WHAT TO PRODUCE: What follows are records. Restate all of them word for word.

DATA SUPPLIED:
+ + + +

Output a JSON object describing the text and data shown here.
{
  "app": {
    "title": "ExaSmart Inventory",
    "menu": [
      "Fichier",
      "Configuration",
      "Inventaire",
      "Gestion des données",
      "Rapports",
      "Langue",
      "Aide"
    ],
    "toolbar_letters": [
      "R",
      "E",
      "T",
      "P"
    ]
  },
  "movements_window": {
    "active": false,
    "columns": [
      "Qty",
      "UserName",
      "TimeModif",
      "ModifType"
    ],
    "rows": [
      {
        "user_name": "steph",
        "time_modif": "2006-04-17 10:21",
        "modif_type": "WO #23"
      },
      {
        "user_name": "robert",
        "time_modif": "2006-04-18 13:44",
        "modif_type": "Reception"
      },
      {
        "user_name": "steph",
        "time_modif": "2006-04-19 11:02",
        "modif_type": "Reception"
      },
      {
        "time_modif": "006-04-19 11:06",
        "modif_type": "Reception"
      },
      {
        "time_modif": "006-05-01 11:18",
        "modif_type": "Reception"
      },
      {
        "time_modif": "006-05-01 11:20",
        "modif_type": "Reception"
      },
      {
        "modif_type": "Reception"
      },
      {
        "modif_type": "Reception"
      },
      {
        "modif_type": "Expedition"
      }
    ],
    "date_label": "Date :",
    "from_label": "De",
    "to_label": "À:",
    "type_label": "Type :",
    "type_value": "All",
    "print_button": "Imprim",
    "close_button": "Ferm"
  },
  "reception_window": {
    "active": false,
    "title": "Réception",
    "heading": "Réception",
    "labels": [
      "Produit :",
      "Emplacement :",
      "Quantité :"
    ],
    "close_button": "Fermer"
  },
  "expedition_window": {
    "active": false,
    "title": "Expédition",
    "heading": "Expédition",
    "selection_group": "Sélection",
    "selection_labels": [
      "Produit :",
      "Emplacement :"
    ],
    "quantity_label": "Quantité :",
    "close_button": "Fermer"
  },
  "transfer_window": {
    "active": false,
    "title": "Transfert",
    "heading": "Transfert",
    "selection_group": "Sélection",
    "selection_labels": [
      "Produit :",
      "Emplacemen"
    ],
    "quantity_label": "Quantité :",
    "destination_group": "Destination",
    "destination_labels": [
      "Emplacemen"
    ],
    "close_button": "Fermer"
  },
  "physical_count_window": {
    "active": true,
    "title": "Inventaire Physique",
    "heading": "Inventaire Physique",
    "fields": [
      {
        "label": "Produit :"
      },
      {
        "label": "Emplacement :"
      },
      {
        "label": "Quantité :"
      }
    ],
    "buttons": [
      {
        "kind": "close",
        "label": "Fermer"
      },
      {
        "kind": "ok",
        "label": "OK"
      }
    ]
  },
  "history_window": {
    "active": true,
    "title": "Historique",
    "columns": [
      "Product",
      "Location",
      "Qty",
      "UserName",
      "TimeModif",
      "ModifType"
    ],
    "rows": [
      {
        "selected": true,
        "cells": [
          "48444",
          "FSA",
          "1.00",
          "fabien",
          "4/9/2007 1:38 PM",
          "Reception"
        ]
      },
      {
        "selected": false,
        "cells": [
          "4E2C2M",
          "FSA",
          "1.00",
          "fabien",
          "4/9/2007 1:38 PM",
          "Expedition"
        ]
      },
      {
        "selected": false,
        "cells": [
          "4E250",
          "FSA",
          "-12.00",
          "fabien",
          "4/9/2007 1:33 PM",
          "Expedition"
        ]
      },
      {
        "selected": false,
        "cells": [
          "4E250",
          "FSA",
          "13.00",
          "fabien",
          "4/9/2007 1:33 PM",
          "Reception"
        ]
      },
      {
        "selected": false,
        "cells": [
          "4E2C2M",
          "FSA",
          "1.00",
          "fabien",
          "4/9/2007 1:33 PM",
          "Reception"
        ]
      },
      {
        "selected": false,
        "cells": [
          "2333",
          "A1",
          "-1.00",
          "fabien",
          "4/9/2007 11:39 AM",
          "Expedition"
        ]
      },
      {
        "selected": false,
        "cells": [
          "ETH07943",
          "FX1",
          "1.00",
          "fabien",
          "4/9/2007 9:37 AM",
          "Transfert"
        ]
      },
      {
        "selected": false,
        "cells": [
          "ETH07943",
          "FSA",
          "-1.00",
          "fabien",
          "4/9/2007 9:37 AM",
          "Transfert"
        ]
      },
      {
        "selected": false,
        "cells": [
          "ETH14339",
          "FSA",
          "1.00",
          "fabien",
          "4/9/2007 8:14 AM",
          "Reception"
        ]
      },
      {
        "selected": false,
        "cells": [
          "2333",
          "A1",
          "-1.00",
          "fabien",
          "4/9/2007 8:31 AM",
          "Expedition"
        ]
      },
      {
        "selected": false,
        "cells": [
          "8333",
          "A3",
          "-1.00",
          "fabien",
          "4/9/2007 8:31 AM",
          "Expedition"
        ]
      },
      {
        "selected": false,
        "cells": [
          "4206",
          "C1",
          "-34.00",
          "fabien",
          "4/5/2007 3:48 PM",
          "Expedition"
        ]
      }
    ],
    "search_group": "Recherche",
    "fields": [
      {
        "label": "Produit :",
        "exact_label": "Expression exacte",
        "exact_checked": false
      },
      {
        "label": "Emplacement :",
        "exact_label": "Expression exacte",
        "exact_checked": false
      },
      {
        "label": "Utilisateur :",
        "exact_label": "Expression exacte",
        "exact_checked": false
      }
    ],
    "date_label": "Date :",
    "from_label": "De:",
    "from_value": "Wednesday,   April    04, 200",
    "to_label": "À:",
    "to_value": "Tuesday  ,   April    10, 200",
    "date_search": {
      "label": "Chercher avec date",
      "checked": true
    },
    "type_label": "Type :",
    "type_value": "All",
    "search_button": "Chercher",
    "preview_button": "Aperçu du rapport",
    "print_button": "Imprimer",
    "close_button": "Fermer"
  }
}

+ + + +

OUTPUT BELOW:
Output a JSON object describing the text and data shown here.
{
  "app": {
    "title": "ExaSmart Inventory",
    "menu": [
      "Fichier",
      "Configuration",
      "Inventaire",
      "Gestion des données",
      "Rapports",
      "Langue",
      "Aide"
    ],
    "toolbar_letters": [
      "R",
      "E",
      "T",
      "P"
    ]
  },
  "movements_window": {
    "active": false,
    "columns": [
      "Qty",
      "UserName",
      "TimeModif",
      "ModifType"
    ],
    "rows": [
      {
        "user_name": "steph",
        "time_modif": "2006-04-17 10:21",
        "modif_type": "WO #23"
      },
      {
        "user_name": "robert",
        "time_modif": "2006-04-18 13:44",
        "modif_type": "Reception"
      },
      {
        "user_name": "steph",
        "time_modif": "2006-04-19 11:02",
        "modif_type": "Reception"
      },
      {
        "time_modif": "006-04-19 11:06",
        "modif_type": "Reception"
      },
      {
        "time_modif": "006-05-01 11:18",
        "modif_type": "Reception"
      },
      {
        "time_modif": "006-05-01 11:20",
        "modif_type": "Reception"
      },
      {
        "modif_type": "Reception"
      },
      {
        "modif_type": "Reception"
      },
      {
        "modif_type": "Expedition"
      }
    ],
    "date_label": "Date :",
    "from_label": "De",
    "to_label": "À:",
    "type_label": "Type :",
    "type_value": "All",
    "print_button": "Imprim",
    "close_button": "Ferm"
  },
  "reception_window": {
    "active": false,
    "title": "Réception",
    "heading": "Réception",
    "labels": [
      "Produit :",
      "Emplacement :",
      "Quantité :"
    ],
    "close_button": "Fermer"
  },
  "expedition_window": {
    "active": false,
    "title": "Expédition",
    "heading": "Expédition",
    "selection_group": "Sélection",
    "selection_labels": [
      "Produit :",
      "Emplacement :"
    ],
    "quantity_label": "Quantité :",
    "close_button": "Fermer"
  },
  "transfer_window": {
    "active": false,
    "title": "Transfert",
    "heading": "Transfert",
    "selection_group": "Sélection",
    "selection_labels": [
      "Produit :",
      "Emplacemen"
    ],
    "quantity_label": "Quantité :",
    "destination_group": "Destination",
    "destination_labels": [
      "Emplacemen"
    ],
    "close_button": "Fermer"
  },
  "physical_count_window": {
    "active": true,
    "title": "Inventaire Physique",
    "heading": "Inventaire Physique",
    "fields": [
      {
        "label": "Produit :"
      },
      {
        "label": "Emplacement :"
      },
      {
        "label": "Quantité :"
      }
    ],
    "buttons": [
      {
        "kind": "close",
        "label": "Fermer"
      },
      {
        "kind": "ok",
        "label": "OK"
      }
    ]
  },
  "history_window": {
    "active": true,
    "title": "Historique",
    "columns": [
      "Product",
      "Location",
      "Qty",
      "UserName",
      "TimeModif",
      "ModifType"
    ],
    "rows": [
      {
        "selected": true,
        "cells": [
          "48444",
          "FSA",
          "1.00",
          "fabien",
          "4/9/2007 1:38 PM",
          "Reception"
        ]
      },
      {
        "selected": false,
        "cells": [
          "4E2C2M",
          "FSA",
          "1.00",
          "fabien",
          "4/9/2007 1:38 PM",
          "Expedition"
        ]
      },
      {
        "selected": false,
        "cells": [
          "4E250",
          "FSA",
          "-12.00",
          "fabien",
          "4/9/2007 1:33 PM",
          "Expedition"
        ]
      },
      {
        "selected": false,
        "cells": [
          "4E250",
          "FSA",
          "13.00",
          "fabien",
          "4/9/2007 1:33 PM",
          "Reception"
        ]
      },
      {
        "selected": false,
        "cells": [
          "4E2C2M",
          "FSA",
          "1.00",
          "fabien",
          "4/9/2007 1:33 PM",
          "Reception"
        ]
      },
      {
        "selected": false,
        "cells": [
          "2333",
          "A1",
          "-1.00",
          "fabien",
          "4/9/2007 11:39 AM",
          "Expedition"
        ]
      },
      {
        "selected": false,
        "cells": [
          "ETH07943",
          "FX1",
          "1.00",
          "fabien",
          "4/9/2007 9:37 AM",
          "Transfert"
        ]
      },
      {
        "selected": false,
        "cells": [
          "ETH07943",
          "FSA",
          "-1.00",
          "fabien",
          "4/9/2007 9:37 AM",
          "Transfert"
        ]
      },
      {
        "selected": false,
        "cells": [
          "ETH14339",
          "FSA",
          "1.00",
          "fabien",
          "4/9/2007 8:14 AM",
          "Reception"
        ]
      },
      {
        "selected": false,
        "cells": [
          "2333",
          "A1",
          "-1.00",
          "fabien",
          "4/9/2007 8:31 AM",
          "Expedition"
        ]
      },
      {
        "selected": false,
        "cells": [
          "8333",
          "A3",
          "-1.00",
          "fabien",
          "4/9/2007 8:31 AM",
          "Expedition"
        ]
      },
      {
        "selected": false,
        "cells": [
          "4206",
          "C1",
          "-34.00",
          "fabien",
          "4/5/2007 3:48 PM",
          "Expedition"
        ]
      }
    ],
    "search_group": "Recherche",
    "fields": [
      {
        "label": "Produit :",
        "exact_label": "Expression exacte",
        "exact_checked": false
      },
      {
        "label": "Emplacement :",
        "exact_label": "Expression exacte",
        "exact_checked": false
      },
      {
        "label": "Utilisateur :",
        "exact_label": "Expression exacte",
        "exact_checked": false
      }
    ],
    "date_label": "Date :",
    "from_label": "De:",
    "from_value": "Wednesday,   April    04, 200",
    "to_label": "À:",
    "to_value": "Tuesday  ,   April    10, 200",
    "date_search": {
      "label": "Chercher avec date",
      "checked": true
    },
    "type_label": "Type :",
    "type_value": "All",
    "search_button": "Chercher",
    "preview_button": "Aperçu du rapport",
    "print_button": "Imprimer",
    "close_button": "Fermer"
  }
}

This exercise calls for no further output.